begin

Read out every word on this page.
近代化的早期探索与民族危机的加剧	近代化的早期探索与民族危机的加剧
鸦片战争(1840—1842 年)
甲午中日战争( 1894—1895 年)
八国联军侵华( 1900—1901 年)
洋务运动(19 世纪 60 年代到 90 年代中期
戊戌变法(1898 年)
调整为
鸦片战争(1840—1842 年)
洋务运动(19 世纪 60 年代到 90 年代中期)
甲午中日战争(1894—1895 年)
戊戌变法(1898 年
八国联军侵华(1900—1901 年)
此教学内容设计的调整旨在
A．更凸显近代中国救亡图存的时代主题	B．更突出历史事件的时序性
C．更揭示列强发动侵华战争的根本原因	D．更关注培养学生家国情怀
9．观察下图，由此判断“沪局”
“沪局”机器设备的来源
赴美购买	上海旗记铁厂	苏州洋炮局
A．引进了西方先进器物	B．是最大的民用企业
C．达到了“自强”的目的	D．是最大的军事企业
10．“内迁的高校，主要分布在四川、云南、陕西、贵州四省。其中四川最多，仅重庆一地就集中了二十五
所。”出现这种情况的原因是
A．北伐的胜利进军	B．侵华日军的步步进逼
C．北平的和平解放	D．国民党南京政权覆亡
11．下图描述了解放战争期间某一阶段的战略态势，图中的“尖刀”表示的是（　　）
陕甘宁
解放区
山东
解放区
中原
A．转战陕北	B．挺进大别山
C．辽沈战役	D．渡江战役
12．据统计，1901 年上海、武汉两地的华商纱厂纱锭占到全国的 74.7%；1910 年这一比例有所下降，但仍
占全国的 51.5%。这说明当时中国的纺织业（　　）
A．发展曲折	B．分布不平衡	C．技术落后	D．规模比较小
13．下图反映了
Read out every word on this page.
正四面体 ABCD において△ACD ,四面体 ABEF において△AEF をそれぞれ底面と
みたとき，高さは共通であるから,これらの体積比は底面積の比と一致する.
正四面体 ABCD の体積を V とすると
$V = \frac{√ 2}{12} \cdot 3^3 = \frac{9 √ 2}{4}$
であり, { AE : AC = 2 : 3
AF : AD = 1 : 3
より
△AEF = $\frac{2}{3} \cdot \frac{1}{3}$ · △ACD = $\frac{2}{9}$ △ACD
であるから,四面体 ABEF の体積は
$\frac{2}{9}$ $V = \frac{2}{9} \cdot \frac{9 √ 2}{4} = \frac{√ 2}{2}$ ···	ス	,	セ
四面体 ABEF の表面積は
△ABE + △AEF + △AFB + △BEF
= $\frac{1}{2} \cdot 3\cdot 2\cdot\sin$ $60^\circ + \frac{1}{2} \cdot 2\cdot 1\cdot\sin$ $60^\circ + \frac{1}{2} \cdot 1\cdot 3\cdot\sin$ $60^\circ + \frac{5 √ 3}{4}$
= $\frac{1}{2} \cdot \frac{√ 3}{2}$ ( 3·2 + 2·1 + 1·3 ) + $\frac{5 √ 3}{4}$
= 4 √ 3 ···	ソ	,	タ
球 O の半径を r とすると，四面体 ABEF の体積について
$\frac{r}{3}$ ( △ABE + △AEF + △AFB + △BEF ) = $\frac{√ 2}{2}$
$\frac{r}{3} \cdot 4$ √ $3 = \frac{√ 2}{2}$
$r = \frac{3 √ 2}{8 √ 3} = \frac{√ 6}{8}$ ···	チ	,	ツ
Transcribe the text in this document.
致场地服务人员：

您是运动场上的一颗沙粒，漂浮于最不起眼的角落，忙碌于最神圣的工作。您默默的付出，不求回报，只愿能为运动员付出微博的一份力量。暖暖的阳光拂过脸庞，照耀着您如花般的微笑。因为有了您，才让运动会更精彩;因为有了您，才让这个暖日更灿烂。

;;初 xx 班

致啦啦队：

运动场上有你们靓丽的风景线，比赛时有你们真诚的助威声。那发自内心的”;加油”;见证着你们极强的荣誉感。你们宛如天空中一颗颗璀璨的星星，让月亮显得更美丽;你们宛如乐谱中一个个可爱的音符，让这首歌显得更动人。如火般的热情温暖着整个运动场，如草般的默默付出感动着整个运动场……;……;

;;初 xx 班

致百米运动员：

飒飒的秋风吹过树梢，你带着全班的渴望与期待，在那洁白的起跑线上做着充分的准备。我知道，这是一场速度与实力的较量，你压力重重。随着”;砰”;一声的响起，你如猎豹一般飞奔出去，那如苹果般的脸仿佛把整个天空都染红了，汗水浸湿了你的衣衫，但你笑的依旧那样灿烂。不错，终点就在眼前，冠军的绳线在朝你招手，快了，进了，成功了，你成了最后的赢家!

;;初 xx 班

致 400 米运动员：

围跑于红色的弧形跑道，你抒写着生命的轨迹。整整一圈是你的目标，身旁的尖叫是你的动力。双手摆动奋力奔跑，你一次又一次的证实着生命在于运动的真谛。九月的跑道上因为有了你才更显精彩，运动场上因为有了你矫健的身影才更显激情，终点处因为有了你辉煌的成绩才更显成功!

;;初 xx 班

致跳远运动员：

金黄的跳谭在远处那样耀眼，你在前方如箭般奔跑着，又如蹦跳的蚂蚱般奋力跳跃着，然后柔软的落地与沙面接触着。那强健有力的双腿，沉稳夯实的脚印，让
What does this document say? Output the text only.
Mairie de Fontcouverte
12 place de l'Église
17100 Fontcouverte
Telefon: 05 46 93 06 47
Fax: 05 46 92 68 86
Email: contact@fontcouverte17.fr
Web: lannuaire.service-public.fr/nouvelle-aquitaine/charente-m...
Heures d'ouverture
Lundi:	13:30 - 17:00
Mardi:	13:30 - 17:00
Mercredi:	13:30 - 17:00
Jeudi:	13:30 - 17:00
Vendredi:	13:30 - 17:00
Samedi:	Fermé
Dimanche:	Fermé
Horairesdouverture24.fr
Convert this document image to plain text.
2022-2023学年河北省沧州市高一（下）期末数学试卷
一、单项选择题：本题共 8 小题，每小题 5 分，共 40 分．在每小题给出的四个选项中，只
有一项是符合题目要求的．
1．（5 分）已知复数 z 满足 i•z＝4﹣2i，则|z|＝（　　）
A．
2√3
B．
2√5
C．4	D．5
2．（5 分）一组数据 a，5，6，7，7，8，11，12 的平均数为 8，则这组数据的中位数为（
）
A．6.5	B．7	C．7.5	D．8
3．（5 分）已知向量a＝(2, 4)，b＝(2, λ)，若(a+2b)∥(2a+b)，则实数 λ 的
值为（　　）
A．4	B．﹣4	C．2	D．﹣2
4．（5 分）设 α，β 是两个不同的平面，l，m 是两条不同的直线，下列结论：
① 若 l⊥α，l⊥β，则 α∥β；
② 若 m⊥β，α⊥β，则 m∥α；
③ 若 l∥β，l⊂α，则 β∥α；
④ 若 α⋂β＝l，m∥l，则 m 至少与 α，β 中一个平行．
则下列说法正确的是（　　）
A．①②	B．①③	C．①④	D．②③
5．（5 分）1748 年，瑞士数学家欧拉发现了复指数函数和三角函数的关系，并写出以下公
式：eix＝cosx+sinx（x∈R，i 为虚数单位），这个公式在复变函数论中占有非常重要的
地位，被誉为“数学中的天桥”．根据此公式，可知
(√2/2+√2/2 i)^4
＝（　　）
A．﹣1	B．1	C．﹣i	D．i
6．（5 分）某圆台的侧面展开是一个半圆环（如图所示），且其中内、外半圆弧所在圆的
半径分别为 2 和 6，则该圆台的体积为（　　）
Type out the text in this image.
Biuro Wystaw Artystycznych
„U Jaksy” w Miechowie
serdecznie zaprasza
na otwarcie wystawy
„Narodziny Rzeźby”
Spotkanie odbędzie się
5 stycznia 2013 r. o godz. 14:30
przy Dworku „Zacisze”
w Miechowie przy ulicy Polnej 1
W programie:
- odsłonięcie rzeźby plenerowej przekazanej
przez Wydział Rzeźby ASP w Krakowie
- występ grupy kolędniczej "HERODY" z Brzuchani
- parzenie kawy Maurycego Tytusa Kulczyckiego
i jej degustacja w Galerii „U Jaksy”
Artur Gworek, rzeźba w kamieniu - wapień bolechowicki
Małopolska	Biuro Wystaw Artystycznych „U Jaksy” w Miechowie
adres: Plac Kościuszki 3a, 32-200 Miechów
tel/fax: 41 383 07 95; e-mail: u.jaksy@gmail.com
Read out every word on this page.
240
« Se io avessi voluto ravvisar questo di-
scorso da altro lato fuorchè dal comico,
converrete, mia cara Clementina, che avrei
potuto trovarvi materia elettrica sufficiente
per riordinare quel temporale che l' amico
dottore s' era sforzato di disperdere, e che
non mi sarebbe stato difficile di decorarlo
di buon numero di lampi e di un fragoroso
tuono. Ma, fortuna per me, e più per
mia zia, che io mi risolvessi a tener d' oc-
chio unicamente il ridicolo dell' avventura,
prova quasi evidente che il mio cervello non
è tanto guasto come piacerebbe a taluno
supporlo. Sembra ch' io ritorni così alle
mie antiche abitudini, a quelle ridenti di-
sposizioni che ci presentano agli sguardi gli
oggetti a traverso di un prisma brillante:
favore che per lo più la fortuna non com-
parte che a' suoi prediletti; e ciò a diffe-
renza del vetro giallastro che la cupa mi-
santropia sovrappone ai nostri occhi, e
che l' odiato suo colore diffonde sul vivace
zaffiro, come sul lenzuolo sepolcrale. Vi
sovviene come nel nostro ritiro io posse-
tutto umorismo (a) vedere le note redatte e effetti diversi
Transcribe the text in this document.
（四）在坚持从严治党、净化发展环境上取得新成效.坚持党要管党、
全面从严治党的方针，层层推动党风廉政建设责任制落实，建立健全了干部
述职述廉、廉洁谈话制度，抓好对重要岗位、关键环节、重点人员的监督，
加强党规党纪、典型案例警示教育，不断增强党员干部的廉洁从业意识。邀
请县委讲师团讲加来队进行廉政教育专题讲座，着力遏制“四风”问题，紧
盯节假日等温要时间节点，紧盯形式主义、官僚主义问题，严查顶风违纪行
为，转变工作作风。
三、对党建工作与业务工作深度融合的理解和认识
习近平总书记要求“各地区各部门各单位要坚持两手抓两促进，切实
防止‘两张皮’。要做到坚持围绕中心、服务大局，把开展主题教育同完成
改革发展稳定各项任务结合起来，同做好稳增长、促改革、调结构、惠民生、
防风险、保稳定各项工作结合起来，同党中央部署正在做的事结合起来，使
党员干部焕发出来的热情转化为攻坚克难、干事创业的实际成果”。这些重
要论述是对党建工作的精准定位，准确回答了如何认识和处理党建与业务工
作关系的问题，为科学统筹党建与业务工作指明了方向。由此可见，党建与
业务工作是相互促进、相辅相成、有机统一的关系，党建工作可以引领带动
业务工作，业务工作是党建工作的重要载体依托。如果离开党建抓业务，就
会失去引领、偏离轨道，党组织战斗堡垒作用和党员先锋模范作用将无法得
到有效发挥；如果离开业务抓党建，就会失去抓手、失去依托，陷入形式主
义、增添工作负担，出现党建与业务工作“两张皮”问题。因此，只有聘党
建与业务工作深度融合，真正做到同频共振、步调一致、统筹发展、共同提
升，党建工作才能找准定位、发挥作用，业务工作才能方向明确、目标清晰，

end

> [Direction] Whichever lines contain the string "とすると", select and copy them.

> [Output of the exercise]
正四面体 ABCD の体積を V とすると
球 O の半径を r とすると，四面体 ABEF の体積について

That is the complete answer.